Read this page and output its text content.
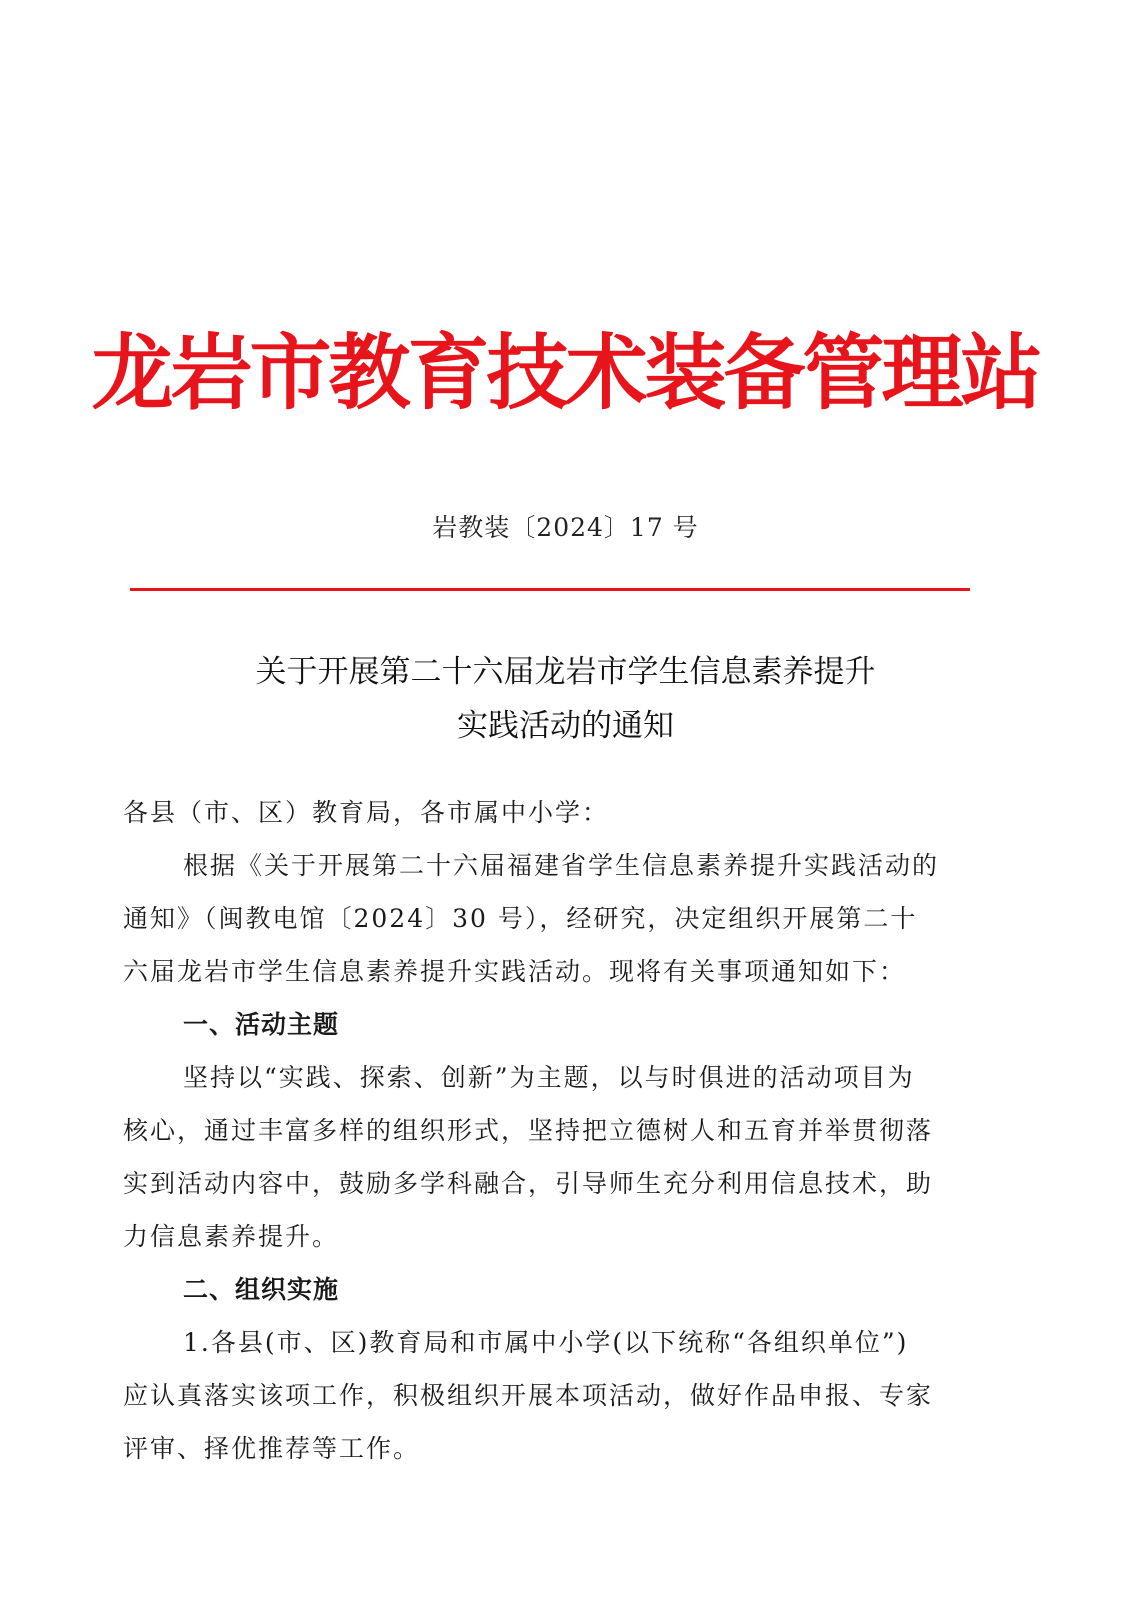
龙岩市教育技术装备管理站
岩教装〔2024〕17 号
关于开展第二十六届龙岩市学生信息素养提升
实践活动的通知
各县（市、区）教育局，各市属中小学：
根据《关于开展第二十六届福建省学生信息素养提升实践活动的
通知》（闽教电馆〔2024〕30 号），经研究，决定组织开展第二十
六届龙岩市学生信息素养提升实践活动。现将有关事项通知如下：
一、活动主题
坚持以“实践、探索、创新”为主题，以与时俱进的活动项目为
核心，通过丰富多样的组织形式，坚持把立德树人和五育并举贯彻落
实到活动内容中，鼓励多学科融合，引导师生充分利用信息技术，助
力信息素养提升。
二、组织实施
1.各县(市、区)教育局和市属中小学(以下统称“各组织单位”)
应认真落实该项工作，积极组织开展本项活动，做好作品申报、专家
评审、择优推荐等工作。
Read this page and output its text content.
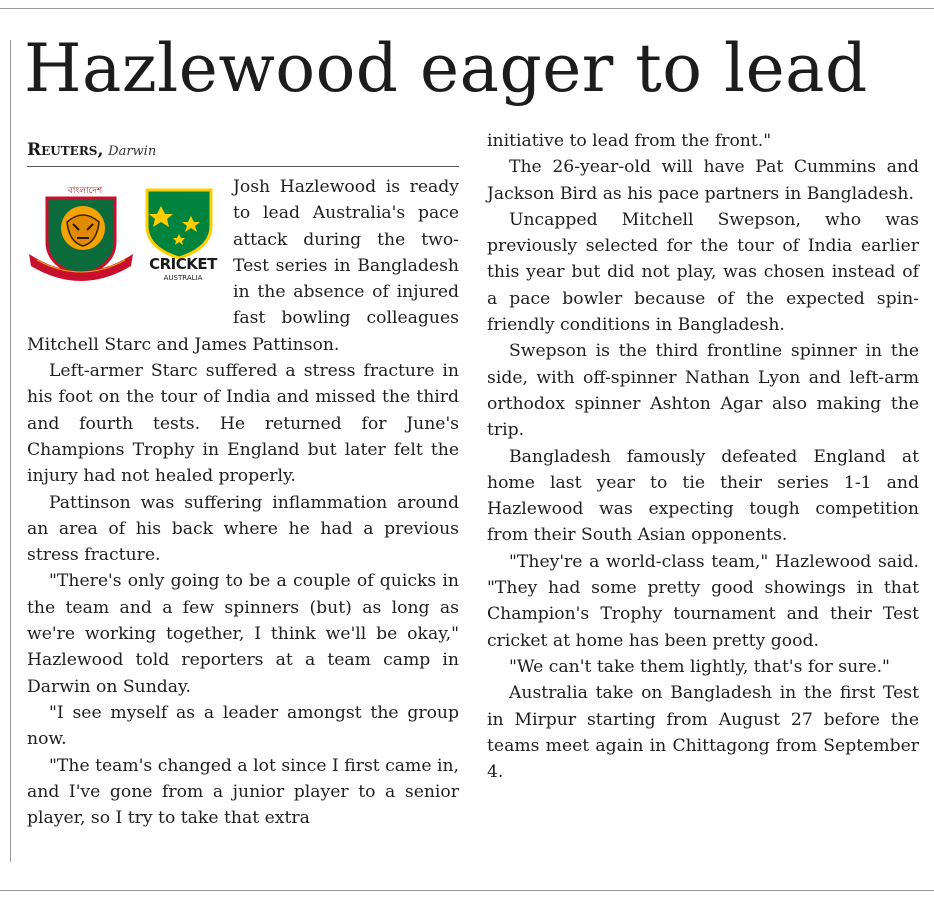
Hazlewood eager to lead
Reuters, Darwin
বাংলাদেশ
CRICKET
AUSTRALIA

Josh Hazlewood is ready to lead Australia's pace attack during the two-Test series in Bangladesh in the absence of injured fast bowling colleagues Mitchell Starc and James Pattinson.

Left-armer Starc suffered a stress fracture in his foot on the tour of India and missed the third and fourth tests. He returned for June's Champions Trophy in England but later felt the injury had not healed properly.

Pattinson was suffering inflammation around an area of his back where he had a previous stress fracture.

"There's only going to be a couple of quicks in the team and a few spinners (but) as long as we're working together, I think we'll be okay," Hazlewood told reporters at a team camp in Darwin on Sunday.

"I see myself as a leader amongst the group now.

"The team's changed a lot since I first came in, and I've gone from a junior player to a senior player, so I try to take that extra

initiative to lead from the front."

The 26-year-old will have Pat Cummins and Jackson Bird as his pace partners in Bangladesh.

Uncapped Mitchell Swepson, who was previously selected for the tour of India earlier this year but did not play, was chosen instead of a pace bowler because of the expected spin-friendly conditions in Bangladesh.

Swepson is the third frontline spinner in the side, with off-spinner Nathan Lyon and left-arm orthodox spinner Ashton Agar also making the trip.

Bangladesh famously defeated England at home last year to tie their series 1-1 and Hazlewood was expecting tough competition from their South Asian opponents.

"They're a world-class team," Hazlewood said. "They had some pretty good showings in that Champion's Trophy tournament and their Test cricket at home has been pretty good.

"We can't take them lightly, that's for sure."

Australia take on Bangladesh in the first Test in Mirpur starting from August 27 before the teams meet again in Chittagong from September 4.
--*--
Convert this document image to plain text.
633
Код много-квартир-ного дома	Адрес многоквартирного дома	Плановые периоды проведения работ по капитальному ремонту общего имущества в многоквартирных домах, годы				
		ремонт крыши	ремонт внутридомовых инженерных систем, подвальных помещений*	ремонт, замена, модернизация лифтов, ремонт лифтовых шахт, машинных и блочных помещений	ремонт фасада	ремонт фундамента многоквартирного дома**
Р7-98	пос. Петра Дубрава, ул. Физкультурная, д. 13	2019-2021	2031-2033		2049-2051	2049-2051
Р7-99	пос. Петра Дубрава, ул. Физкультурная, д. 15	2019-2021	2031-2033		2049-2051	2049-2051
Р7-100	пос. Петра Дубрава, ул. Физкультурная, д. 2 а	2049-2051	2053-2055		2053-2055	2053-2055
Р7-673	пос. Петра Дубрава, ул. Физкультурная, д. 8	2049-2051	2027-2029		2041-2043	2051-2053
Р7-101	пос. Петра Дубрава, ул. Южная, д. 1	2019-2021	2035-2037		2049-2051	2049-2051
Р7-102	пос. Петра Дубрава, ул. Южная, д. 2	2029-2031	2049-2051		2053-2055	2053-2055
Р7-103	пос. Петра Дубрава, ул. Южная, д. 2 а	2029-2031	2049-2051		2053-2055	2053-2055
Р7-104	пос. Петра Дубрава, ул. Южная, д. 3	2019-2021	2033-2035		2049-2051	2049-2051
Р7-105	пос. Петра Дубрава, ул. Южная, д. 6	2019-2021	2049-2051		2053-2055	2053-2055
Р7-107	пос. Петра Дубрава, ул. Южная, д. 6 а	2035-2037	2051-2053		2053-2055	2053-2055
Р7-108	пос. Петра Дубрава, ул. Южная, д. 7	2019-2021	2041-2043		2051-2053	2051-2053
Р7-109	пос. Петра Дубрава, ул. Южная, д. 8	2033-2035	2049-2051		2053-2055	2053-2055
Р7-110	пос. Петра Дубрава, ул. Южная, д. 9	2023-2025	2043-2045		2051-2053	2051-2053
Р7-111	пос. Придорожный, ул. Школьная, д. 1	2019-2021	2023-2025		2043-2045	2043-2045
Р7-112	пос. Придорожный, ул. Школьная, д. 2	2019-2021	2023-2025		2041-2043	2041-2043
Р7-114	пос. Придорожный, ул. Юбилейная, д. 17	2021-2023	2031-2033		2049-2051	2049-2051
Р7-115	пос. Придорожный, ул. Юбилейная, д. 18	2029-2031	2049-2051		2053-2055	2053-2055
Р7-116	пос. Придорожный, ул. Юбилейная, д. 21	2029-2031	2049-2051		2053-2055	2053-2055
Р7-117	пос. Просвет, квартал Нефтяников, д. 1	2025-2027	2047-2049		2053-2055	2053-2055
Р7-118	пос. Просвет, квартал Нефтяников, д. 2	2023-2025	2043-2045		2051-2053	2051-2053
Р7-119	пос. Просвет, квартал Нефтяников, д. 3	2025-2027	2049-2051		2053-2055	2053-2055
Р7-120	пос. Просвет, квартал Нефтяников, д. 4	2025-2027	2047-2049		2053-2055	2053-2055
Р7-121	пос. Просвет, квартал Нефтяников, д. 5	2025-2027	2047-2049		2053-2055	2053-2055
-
--*--
-- What you should do --
Each line that contains the string "квартал" counts once; say how many there are and nothing else.

-- Output below --
5